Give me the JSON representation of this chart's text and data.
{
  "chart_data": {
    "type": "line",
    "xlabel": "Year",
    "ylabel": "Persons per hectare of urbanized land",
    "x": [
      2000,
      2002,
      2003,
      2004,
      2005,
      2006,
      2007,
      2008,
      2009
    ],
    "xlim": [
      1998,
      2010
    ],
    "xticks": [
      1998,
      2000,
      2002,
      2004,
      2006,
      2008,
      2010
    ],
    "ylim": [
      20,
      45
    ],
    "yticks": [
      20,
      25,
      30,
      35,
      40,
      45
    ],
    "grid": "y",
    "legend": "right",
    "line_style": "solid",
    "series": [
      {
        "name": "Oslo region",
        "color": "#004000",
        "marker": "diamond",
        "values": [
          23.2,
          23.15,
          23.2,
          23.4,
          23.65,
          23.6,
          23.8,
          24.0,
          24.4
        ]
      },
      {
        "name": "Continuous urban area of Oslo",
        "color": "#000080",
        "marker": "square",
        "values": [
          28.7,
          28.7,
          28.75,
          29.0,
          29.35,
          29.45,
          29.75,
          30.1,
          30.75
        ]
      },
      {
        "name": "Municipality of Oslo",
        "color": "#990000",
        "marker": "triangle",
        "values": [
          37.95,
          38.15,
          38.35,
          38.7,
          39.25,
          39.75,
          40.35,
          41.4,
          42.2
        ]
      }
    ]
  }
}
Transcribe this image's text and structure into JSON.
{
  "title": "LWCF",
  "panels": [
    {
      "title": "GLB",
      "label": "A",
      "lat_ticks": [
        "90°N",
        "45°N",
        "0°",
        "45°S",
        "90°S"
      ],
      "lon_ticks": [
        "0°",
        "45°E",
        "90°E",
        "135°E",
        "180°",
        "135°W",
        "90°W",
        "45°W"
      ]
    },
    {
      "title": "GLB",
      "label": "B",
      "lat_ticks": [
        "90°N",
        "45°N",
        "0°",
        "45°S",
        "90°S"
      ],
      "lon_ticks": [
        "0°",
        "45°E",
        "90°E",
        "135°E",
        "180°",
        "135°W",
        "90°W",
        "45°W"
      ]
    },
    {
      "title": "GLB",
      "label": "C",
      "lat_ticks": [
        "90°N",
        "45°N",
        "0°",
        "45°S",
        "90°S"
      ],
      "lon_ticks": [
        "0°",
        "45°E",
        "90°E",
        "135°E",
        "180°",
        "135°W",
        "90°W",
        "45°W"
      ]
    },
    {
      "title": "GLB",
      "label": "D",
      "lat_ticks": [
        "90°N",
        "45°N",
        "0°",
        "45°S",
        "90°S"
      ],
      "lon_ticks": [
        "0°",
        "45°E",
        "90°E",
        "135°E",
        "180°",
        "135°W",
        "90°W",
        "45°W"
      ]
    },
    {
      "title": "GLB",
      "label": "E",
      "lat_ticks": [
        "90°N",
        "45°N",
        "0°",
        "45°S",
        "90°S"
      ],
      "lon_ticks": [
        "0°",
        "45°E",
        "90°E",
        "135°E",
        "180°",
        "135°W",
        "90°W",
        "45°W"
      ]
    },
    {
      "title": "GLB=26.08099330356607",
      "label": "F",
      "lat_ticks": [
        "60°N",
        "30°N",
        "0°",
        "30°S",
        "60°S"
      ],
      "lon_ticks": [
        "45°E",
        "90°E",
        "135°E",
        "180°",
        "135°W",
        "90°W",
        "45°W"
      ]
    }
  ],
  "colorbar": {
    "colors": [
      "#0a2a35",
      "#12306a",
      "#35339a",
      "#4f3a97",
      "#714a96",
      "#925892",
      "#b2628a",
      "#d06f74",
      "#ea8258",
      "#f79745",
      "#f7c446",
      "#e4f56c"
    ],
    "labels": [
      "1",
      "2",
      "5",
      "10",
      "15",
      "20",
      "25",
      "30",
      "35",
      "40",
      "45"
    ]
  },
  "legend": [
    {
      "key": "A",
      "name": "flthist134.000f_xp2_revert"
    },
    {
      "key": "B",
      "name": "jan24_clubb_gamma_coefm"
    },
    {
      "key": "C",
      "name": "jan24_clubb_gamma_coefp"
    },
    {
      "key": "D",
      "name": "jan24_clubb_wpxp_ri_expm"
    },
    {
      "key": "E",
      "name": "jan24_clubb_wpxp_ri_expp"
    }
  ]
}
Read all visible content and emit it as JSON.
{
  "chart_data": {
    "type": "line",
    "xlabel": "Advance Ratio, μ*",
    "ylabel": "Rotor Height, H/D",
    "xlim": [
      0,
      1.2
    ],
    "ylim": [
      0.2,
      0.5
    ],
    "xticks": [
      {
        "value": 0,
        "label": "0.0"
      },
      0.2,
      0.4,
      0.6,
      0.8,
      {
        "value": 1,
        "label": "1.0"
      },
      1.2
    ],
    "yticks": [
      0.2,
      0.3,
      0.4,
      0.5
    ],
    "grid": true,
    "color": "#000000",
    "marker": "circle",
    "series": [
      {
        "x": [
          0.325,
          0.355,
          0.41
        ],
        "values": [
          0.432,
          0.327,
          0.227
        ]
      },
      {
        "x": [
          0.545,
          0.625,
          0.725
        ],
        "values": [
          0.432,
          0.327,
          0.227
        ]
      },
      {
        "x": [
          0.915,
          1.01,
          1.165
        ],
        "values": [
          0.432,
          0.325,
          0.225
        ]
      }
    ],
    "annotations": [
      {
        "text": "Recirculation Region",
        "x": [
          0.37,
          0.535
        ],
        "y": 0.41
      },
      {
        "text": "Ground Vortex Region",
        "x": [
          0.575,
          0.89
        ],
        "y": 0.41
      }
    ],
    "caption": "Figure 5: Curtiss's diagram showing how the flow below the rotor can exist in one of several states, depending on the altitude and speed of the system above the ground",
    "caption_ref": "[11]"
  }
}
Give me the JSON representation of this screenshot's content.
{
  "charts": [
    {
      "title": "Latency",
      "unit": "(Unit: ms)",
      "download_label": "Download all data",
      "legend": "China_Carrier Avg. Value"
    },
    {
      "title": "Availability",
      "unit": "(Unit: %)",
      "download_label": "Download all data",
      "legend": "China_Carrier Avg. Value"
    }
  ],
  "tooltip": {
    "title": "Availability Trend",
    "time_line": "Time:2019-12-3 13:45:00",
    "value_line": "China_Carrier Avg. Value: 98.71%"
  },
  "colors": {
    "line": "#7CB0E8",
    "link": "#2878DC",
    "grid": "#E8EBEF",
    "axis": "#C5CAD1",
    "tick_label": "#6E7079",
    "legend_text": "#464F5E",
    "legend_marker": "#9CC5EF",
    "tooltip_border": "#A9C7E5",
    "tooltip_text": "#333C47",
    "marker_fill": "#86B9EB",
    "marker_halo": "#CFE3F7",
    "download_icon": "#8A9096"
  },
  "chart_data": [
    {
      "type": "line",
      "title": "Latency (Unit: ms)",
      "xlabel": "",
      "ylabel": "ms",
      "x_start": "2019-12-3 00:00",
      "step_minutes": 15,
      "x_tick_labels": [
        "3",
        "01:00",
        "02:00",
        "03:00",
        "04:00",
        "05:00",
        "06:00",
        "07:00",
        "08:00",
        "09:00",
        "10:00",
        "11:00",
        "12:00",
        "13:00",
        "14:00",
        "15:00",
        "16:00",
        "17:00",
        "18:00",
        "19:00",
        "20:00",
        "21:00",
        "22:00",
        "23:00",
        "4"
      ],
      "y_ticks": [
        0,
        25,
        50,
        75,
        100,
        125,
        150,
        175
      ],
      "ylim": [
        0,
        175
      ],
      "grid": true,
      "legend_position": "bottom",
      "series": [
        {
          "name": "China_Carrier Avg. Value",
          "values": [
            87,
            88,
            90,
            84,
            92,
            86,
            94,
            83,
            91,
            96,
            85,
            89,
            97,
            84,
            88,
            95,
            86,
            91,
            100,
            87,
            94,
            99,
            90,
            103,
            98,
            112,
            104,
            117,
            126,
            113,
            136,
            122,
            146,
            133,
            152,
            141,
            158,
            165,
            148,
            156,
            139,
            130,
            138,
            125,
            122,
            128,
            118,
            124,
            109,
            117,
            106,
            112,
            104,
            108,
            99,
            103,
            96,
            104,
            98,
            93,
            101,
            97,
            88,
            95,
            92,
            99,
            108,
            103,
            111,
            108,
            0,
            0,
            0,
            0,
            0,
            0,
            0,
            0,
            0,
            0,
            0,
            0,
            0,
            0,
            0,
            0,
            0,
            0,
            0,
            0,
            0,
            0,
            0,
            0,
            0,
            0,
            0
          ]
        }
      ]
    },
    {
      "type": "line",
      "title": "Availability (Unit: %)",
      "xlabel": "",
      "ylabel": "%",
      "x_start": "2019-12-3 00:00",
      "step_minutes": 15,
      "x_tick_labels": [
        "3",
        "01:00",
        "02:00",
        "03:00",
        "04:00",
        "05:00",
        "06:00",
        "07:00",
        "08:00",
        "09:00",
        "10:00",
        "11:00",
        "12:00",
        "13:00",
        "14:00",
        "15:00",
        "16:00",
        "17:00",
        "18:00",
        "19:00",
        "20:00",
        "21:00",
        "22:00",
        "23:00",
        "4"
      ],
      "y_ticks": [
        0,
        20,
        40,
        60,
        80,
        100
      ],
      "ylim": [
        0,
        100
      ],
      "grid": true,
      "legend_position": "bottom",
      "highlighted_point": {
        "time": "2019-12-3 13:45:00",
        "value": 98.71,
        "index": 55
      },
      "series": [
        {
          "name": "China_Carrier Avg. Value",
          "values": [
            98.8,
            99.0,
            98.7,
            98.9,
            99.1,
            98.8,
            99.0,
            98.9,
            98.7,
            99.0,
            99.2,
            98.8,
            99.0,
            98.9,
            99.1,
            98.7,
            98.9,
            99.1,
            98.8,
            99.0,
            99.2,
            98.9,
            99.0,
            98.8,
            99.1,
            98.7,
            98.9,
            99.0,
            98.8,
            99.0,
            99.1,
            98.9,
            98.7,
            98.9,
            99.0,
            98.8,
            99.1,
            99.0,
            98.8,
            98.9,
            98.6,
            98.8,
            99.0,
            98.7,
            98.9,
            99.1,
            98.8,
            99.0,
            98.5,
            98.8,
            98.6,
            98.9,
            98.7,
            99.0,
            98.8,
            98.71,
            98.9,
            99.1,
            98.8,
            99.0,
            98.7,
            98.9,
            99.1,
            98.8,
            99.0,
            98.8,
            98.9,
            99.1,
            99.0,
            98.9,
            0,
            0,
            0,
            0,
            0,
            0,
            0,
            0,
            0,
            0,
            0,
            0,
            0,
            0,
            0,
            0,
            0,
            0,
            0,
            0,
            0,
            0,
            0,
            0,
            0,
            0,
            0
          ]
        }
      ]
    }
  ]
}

+++++

_Task goal_. Only the number is wanted: count the lines of the records that hold the word "content".

_Full answer_. 2